__BRIEF__. Check each line of the material below for "এরপর", then copy the ones that contain it.

__Records from a collection__.

* * * * * * *

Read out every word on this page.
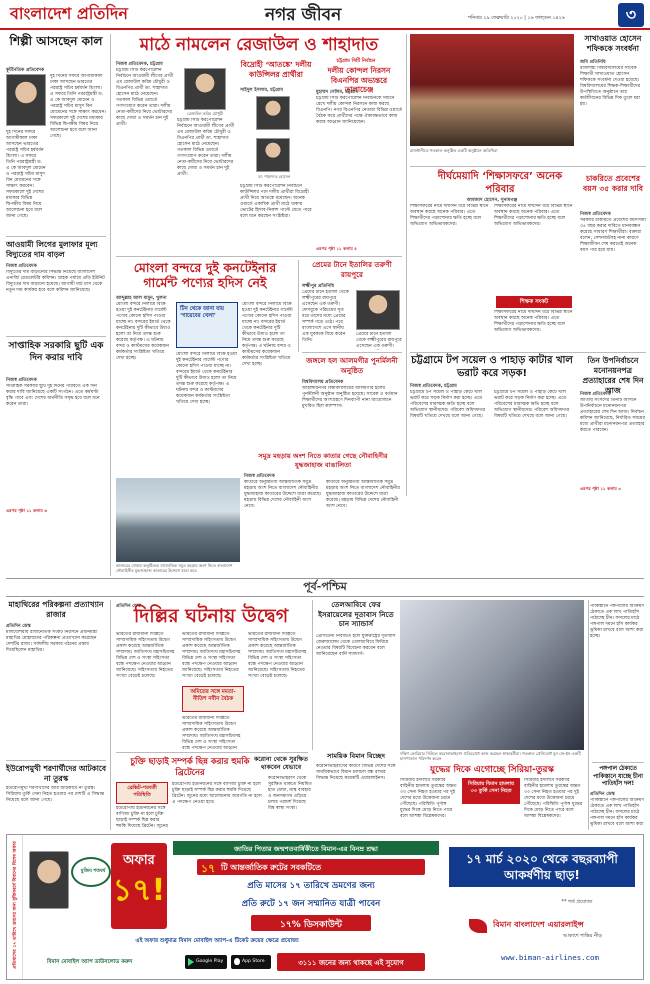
বাংলাদেশ প্রতিদিন	নগর জীবন	শনিবার ২৯ ফেব্রুয়ারি ২০২০ | ১৬ ফাল্গুন ১৪২৬	৩
শিল্পী আসছেন কাল
কূটনৈতিক প্রতিবেদক
দুই দিনের সফরে আগামীকাল ঢাকা আসছেন ভারতের পররাষ্ট্র সচিব হর্ষবর্ধন শ্রিংলা। এ সফরে তিনি পররাষ্ট্রমন্ত্রী ড. এ কে আবদুল মোমেন ও পররাষ্ট্র সচিব মাসুদ বিন মোমেনের সঙ্গে সাক্ষাৎ করবেন। সফরকালে দুই দেশের মধ্যকার বিভিন্ন দ্বিপক্ষীয় বিষয় নিয়ে আলোচনা হবে বলে জানা গেছে।
দুই দিনের সফরে আগামীকাল ঢাকা আসছেন ভারতের পররাষ্ট্র সচিব হর্ষবর্ধন শ্রিংলা। এ সফরে তিনি পররাষ্ট্রমন্ত্রী ড. এ কে আবদুল মোমেন ও পররাষ্ট্র সচিব মাসুদ বিন মোমেনের সঙ্গে সাক্ষাৎ করবেন। সফরকালে দুই দেশের মধ্যকার বিভিন্ন দ্বিপক্ষীয় বিষয় নিয়ে আলোচনা হবে বলে জানা গেছে।
আওয়ামী লিগের মুলাফার মূল্য বিদ্যুতের দাম বাড়ল
নিজস্ব প্রতিবেদক
বিদ্যুতের দাম বাড়ানোর সিদ্ধান্ত নিয়েছে বাংলাদেশ এনার্জি রেগুলেটরি কমিশন। গ্রাহক পর্যায়ে প্রতি ইউনিট বিদ্যুতের দাম বাড়ানো হয়েছে। আগামী মার্চ মাস থেকে নতুন দাম কার্যকর হবে বলে কমিশন জানিয়েছে।
সাপ্তাহিক সরকারি ছুটি এক দিন করার দাবি
নিজস্ব প্রতিবেদক
সাপ্তাহিক সরকারি ছুটি দুই দিনের পরিবর্তে এক দিন করার দাবি জানিয়েছে একটি সংগঠন। এতে কর্মঘণ্টা বৃদ্ধি পাবে এবং দেশের অর্থনীতি সমৃদ্ধ হবে বলে মনে করেন তারা।
এরপর পৃষ্ঠা ১১ কলাম ৬
মাঠে নামলেন রেজাউল ও শাহাদাত
নিজস্ব প্রতিবেদক, চট্টগ্রাম
চট্টগ্রাম সিটি করপোরেশন নির্বাচনে আওয়ামী লীগের প্রার্থী এম রেজাউল করিম চৌধুরী ও বিএনপির প্রার্থী ডা. শাহাদাত হোসেন মাঠে নেমেছেন। গতকাল বিভিন্ন ওয়ার্ডে গণসংযোগ করেন তারা। দলীয় নেতা-কর্মীদের নিয়ে ভোটারদের কাছে দোয়া ও সমর্থন চান দুই প্রার্থী।
চট্টগ্রাম সিটি করপোরেশন নির্বাচনে আওয়ামী লীগের প্রার্থী এম রেজাউল করিম চৌধুরী ও বিএনপির প্রার্থী ডা. শাহাদাত হোসেন মাঠে নেমেছেন। গতকাল বিভিন্ন ওয়ার্ডে গণসংযোগ করেন তারা। দলীয় নেতা-কর্মীদের নিয়ে ভোটারদের কাছে দোয়া ও সমর্থন চান দুই প্রার্থী।
রেজাউল করিম চৌধুরী
বিদ্রোহী ‘আতঙ্কে’ দলীয় কাউন্সিলর প্রার্থীরা
সাইদুল ইসলাম, চট্টগ্রাম
ডা. শাহাদাত হোসেন
চট্টগ্রাম সিটি করপোরেশন নির্বাচনে কাউন্সিলর পদে দলীয় প্রার্থীরা বিদ্রোহী প্রার্থী নিয়ে আতঙ্কে রয়েছেন। অনেক ওয়ার্ডে একাধিক প্রার্থী মাঠে থাকায় ভোটের হিসাব-নিকাশ পাল্টে যেতে পারে বলে মনে করছেন সংশ্লিষ্টরা।
চট্টগ্রাম সিটি নির্বাচন
দলীয় কোন্দল নিরসন বিএনপির অভ্যন্তরে তালাচেঞ্জ
মুহাম্মদ সেলিম, চট্টগ্রাম
চট্টগ্রাম সিটি করপোরেশন নির্বাচনকে সামনে রেখে দলীয় কোন্দল নিরসনে কাজ করছে বিএনপি। নগর বিএনপির নেতারা বিভিন্ন ওয়ার্ডে বৈঠক করে প্রার্থীদের পক্ষে ঐক্যবদ্ধভাবে কাজ করার আহ্বান জানিয়েছেন।
এরপর পৃষ্ঠা ১১ কলাম ৫
রাজধানীতে গতকাল অনুষ্ঠিত একটি অনুষ্ঠানে অতিথিরা
সাখাওয়াত হোসেন শফিককে সংবর্ধনা
জবি প্রতিনিধি
রাজশাহী বিশ্ববিদ্যালয়ের সাবেক শিক্ষার্থী সাখাওয়াত হোসেন শফিককে সংবর্ধনা দেওয়া হয়েছে। বিশ্ববিদ্যালয়ের শিক্ষক-শিক্ষার্থীদের উপস্থিতিতে অনুষ্ঠানে তার কর্মজীবনের বিভিন্ন দিক তুলে ধরা হয়।
দীর্ঘমেয়াদি ‘শিক্ষাসফরে’ অনেক পরিবার
আমজাদ হোসেন, সুনামগঞ্জ
শিক্ষাসফরের নামে দীর্ঘদিন ধরে বিভিন্ন স্থানে অবস্থান করছে অনেক পরিবার। এতে শিক্ষার্থীদের পড়াশোনার ক্ষতি হচ্ছে বলে অভিযোগ অভিভাবকদের।
শিক্ষাসফরের নামে দীর্ঘদিন ধরে বিভিন্ন স্থানে অবস্থান করছে অনেক পরিবার। এতে শিক্ষার্থীদের পড়াশোনার ক্ষতি হচ্ছে বলে অভিযোগ অভিভাবকদের।
শিক্ষক সংকট
শিক্ষাসফরের নামে দীর্ঘদিন ধরে বিভিন্ন স্থানে অবস্থান করছে অনেক পরিবার। এতে শিক্ষার্থীদের পড়াশোনার ক্ষতি হচ্ছে বলে অভিযোগ অভিভাবকদের।
চাকরিতে প্রবেশের বয়স ৩৫ করার দাবি
নিজস্ব প্রতিবেদক
সরকারি চাকরিতে প্রবেশের বয়সসীমা ৩৫ বছর করার দাবিতে মানববন্ধন করেছে সাধারণ শিক্ষার্থীরা। বক্তারা বলেন, সেশনজটসহ নানা কারণে শিক্ষাজীবন শেষ করতেই অনেক বয়স পার হয়ে যায়।
চট্টগ্রামে টপ সয়েল ও পাহাড় কাটার খাল ভরাট করে সড়ক!
নিজস্ব প্রতিবেদক, চট্টগ্রাম
চট্টগ্রামে টপ সয়েল ও পাহাড় কেটে খাল ভরাট করে সড়ক নির্মাণ করা হচ্ছে। এতে পরিবেশের মারাত্মক ক্ষতি হচ্ছে বলে অভিযোগ স্থানীয়দের। পরিবেশ অধিদফতর বিষয়টি খতিয়ে দেখছে বলে জানা গেছে।
চট্টগ্রামে টপ সয়েল ও পাহাড় কেটে খাল ভরাট করে সড়ক নির্মাণ করা হচ্ছে। এতে পরিবেশের মারাত্মক ক্ষতি হচ্ছে বলে অভিযোগ স্থানীয়দের। পরিবেশ অধিদফতর বিষয়টি খতিয়ে দেখছে বলে জানা গেছে।
তিন উপনির্বাচনে মনোনয়নপত্র প্রত্যাহারের শেষ দিন আজ
নিজস্ব প্রতিবেদক
জাতীয় সংসদের তিনটি আসনে উপনির্বাচনে মনোনয়নপত্র প্রত্যাহারের শেষ দিন আজ। নির্বাচন কমিশন জানিয়েছে, নির্ধারিত সময়ের মধ্যে প্রার্থীরা মনোনয়নপত্র প্রত্যাহার করতে পারবেন।
এরপর পৃষ্ঠা ১১ কলাম ৩
মোংলা বন্দরে দুই কনটেইনার গার্মেন্ট পণ্যের হদিস নেই
আব্দুল্লাহ আল মামুন, খুলনা
মোংলা বন্দরে নিলামে বিক্রি হওয়া দুই কনটেইনার গার্মেন্ট পণ্যের কোনো হদিস পাওয়া যাচ্ছে না। বন্দরের ইয়ার্ড থেকে কনটেইনার দুটি কীভাবে উধাও হলো তা নিয়ে তদন্ত শুরু করেছে কর্তৃপক্ষ। এ ঘটনায় বন্দর ও কাস্টমসের কয়েকজন কর্মকর্তার সংশ্লিষ্টতা খতিয়ে দেখা হচ্ছে।
টিন থেকে জানা যায় ‘গায়েবের খেলা’
মোংলা বন্দরে নিলামে বিক্রি হওয়া দুই কনটেইনার গার্মেন্ট পণ্যের কোনো হদিস পাওয়া যাচ্ছে না। বন্দরের ইয়ার্ড থেকে কনটেইনার দুটি কীভাবে উধাও হলো তা নিয়ে তদন্ত শুরু করেছে কর্তৃপক্ষ। এ ঘটনায় বন্দর ও কাস্টমসের কয়েকজন কর্মকর্তার সংশ্লিষ্টতা খতিয়ে দেখা হচ্ছে।
মোংলা বন্দরে নিলামে বিক্রি হওয়া দুই কনটেইনার গার্মেন্ট পণ্যের কোনো হদিস পাওয়া যাচ্ছে না। বন্দরের ইয়ার্ড থেকে কনটেইনার দুটি কীভাবে উধাও হলো তা নিয়ে তদন্ত শুরু করেছে কর্তৃপক্ষ। এ ঘটনায় বন্দর ও কাস্টমসের কয়েকজন কর্মকর্তার সংশ্লিষ্টতা খতিয়ে দেখা হচ্ছে।
প্রেমের টানে ইতালির তরুণী রায়পুরে
লক্ষ্মীপুর প্রতিনিধি
প্রেমের টানে ইতালি থেকে লক্ষ্মীপুরের রায়পুরে এসেছেন এক তরুণী। ফেসবুকে পরিচয়ের সূত্র ধরে তাদের মধ্যে প্রেমের সম্পর্ক গড়ে ওঠে। পরে বাংলাদেশে এসে স্থানীয় এক যুবককে বিয়ে করেন তিনি।
প্রেমের টানে ইতালি থেকে লক্ষ্মীপুরের রায়পুরে এসেছেন এক তরুণী।
জঙ্গলে হল আলমগীর পুনর্মিলনী অনুষ্ঠিত
বিশ্ববিদ্যালয় প্রতিবেদক
জাহাঙ্গীরনগর বিশ্ববিদ্যালয়ের আলমগীর হলের পুনর্মিলনী অনুষ্ঠান অনুষ্ঠিত হয়েছে। সাবেক ও বর্তমান শিক্ষার্থীদের অংশগ্রহণে দিনব্যাপী নানা আয়োজনে মুখরিত ছিল ক্যাম্পাস।
সমুদ্র মহড়ায় অংশ নিতে কাতার গেছে নৌবাহিনীর যুদ্ধজাহাজ বাঙালিতা
কাতারের দোহায় অনুষ্ঠিতব্য বহুজাতিক সমুদ্র মহড়ায় অংশ নিতে বাংলাদেশ নৌবাহিনীর যুদ্ধজাহাজ কাতারের উদ্দেশে যাত্রা করে
নিজস্ব প্রতিবেদক
কাতারে অনুষ্ঠিতব্য আন্তর্জাতিক সমুদ্র মহড়ায় অংশ নিতে বাংলাদেশ নৌবাহিনীর যুদ্ধজাহাজ কাতারের উদ্দেশে যাত্রা করেছে। মহড়ায় বিভিন্ন দেশের নৌবাহিনী অংশ নেবে।
কাতারে অনুষ্ঠিতব্য আন্তর্জাতিক সমুদ্র মহড়ায় অংশ নিতে বাংলাদেশ নৌবাহিনীর যুদ্ধজাহাজ কাতারের উদ্দেশে যাত্রা করেছে। মহড়ায় বিভিন্ন দেশের নৌবাহিনী অংশ নেবে।
পূর্ব-পশ্চিম
মাহাথিরের পরিকল্পনা প্রত্যাখ্যান রাজার
প্রতিদিন ডেস্ক
মালয়েশিয়ায় রাজনৈতিক সংকট নিরসনে প্রধানমন্ত্রী মাহাথির মোহাম্মদের পরিকল্পনা প্রত্যাখ্যান করেছেন দেশটির রাজা। সর্বদলীয় সরকার গঠনের প্রস্তাব দিয়েছিলেন মাহাথির।
ইউরোপমুখী শরণার্থীদের আটকাবে না তুরস্ক
ইউরোপমুখী শরণার্থীদের আর আটকাবে না তুরস্ক। সিরিয়ায় তুর্কি সেনা নিহত হওয়ার পর দেশটি এ সিদ্ধান্ত নিয়েছে বলে জানা গেছে।
প্রতিদিন ডেস্ক
দিল্লির ঘটনায় উদ্বেগ
ভারতের রাজধানী দিল্লিতে সাম্প্রদায়িক সহিংসতায় উদ্বেগ প্রকাশ করেছে আন্তর্জাতিক সম্প্রদায়। জাতিসংঘ মহাসচিবসহ বিভিন্ন দেশ ও সংস্থা সহিংসতা বন্ধে পদক্ষেপ নেওয়ার আহ্বান জানিয়েছে। সহিংসতায় নিহতের সংখ্যা বেড়েই চলেছে।
ভারতের রাজধানী দিল্লিতে সাম্প্রদায়িক সহিংসতায় উদ্বেগ প্রকাশ করেছে আন্তর্জাতিক সম্প্রদায়। জাতিসংঘ মহাসচিবসহ বিভিন্ন দেশ ও সংস্থা সহিংসতা বন্ধে পদক্ষেপ নেওয়ার আহ্বান জানিয়েছে। সহিংসতায় নিহতের সংখ্যা বেড়েই চলেছে।
অমিতের সঙ্গে মমতা-নীতিশ নবীন বৈঠক
ভারতের রাজধানী দিল্লিতে সাম্প্রদায়িক সহিংসতায় উদ্বেগ প্রকাশ করেছে আন্তর্জাতিক সম্প্রদায়। জাতিসংঘ মহাসচিবসহ বিভিন্ন দেশ ও সংস্থা সহিংসতা বন্ধে পদক্ষেপ নেওয়ার আহ্বান
ভারতের রাজধানী দিল্লিতে সাম্প্রদায়িক সহিংসতায় উদ্বেগ প্রকাশ করেছে আন্তর্জাতিক সম্প্রদায়। জাতিসংঘ মহাসচিবসহ বিভিন্ন দেশ ও সংস্থা সহিংসতা বন্ধে পদক্ষেপ নেওয়ার আহ্বান জানিয়েছে। সহিংসতায় নিহতের সংখ্যা বেড়েই চলেছে।
চুক্তি ছাড়াই সম্পর্ক ছিন্ন করার হুমকি ব্রিটেনের
ব্রেক্সিট-পরবর্তী পরিস্থিতি
ইউরোপীয় ইউনিয়নের সঙ্গে বাণিজ্য চুক্তি না হলে চুক্তি ছাড়াই সম্পর্ক ছিন্ন করার হুমকি দিয়েছে ব্রিটেন। জুনের মধ্যে আলোচনায় অগ্রগতি না হলে এ পদক্ষেপ নেওয়া হবে।
ইউরোপীয় ইউনিয়নের সঙ্গে বাণিজ্য চুক্তি না হলে চুক্তি ছাড়াই সম্পর্ক ছিন্ন করার হুমকি দিয়েছে ব্রিটেন। জুনের
করোনা থেকে সুরক্ষিত থাকবেন যেভাবে
করোনাভাইরাস থেকে সুরক্ষিত থাকতে নিয়মিত হাত ধোয়া, মাস্ক ব্যবহার ও জনসমাগম এড়িয়ে চলার পরামর্শ দিয়েছে বিশ্ব স্বাস্থ্য সংস্থা।
তেলআবিবে ফের ইসরায়েলের দূতাবাস নিতে চান স্যান্ডার্স
প্রেসিডেন্ট নির্বাচিত হলে যুক্তরাষ্ট্রের দূতাবাস জেরুজালেম থেকে তেলআবিবে ফিরিয়ে নেওয়ার বিষয়টি বিবেচনা করবেন বলে জানিয়েছেন বার্নি স্যান্ডার্স।
সাময়িক বিমান বিচ্ছেদ
করোনাভাইরাসের কারণে বিভিন্ন দেশের সঙ্গে সাময়িকভাবে বিমান চলাচল বন্ধ রাখার সিদ্ধান্ত নিয়েছে কয়েকটি এয়ারলাইনস।
দক্ষিণ কোরিয়ার সিউলে করোনাভাইরাস প্রতিরোধে কাজ করছেন স্বাস্থ্যকর্মীরা। গতকাল প্রেসিডেন্ট মুন জে-ইন একটি হাসপাতাল পরিদর্শন করেন
যুদ্ধের দিকে এগোচ্ছে সিরিয়া-তুরস্ক
সিরিয়ার ইদলিবে সরকারি বাহিনীর হামলায় তুরস্কের অন্তত ৩৩ সেনা নিহত হওয়ার পর দুই দেশের মধ্যে উত্তেজনা চরমে পৌঁছেছে। পরিস্থিতি পূর্ণাঙ্গ যুদ্ধের দিকে মোড় নিতে পারে বলে আশঙ্কা বিশ্লেষকদের।
সিরিয়ায় বিমান হামলায় ৩৩ তুর্কি সেনা নিহত
সিরিয়ার ইদলিবে সরকারি বাহিনীর হামলায় তুরস্কের অন্তত ৩৩ সেনা নিহত হওয়ার পর দুই দেশের মধ্যে উত্তেজনা চরমে পৌঁছেছে। পরিস্থিতি পূর্ণাঙ্গ যুদ্ধের দিকে মোড় নিতে পারে বলে আশঙ্কা বিশ্লেষকদের।
পঙ্গপাল ঠেকাতে পাকিস্তানে যাচ্ছে চীনা পাতিহাঁস দল!
প্রতিদিন ডেস্ক
পাকিস্তানে পঙ্গপালের আক্রমণ ঠেকাতে এক লাখ পাতিহাঁস পাঠাচ্ছে চীন। ফসলের মাঠে পঙ্গপাল দমনে হাঁস কার্যকর ভূমিকা রাখবে বলে আশা করা
পাকিস্তানে পঙ্গপালের আক্রমণ ঠেকাতে এক লাখ পাতিহাঁস পাঠাচ্ছে চীন। ফসলের মাঠে পঙ্গপাল দমনে হাঁস কার্যকর ভূমিকা রাখবে বলে আশা করা হচ্ছে।
প্রতিমাসের ১৭ তারিখে ভ্রমণের জন্য মুজিববর্ষে বিমানের বিশেষ অফার	মুজিব শতবর্ষ
অফার
১৭!
জাতির পিতার জন্মশতবার্ষিকীতে বিমান-এর বিনম্র শ্রদ্ধা
১৭ টি আন্তর্জাতিক রুটের সবকটিতে
প্রতি মাসের ১৭ তারিখে ভ্রমণের জন্য
প্রতি রুটে ১৭ জন সম্মানিত যাত্রী পাবেন
১৭% ডিসকাউন্ট
এই অফার শুধুমাত্র বিমান মোবাইল অ্যাপ-এ টিকেট ক্রয়ের ক্ষেত্রে প্রযোজ্য
বিমান মোবাইল অ্যাপ ডাউনলোড করুন	Google Play	App Store	৩১১১ জনের জন্য থাকছে এই সুযোগ
১৭ মার্চ ২০২০ থেকে বছরব্যাপী আকর্ষণীয় ছাড়!
** শর্ত প্রযোজ্য
বিমান বাংলাদেশ এয়ারলাইন্স
আকাশে শান্তির নীড়
www.biman-airlines.com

* * * * * * *

__ANSWER TO THE PROBLEM__.
এরপর পৃষ্ঠা ১১ কলাম ৬
এরপর পৃষ্ঠা ১১ কলাম ৫
এরপর পৃষ্ঠা ১১ কলাম ৩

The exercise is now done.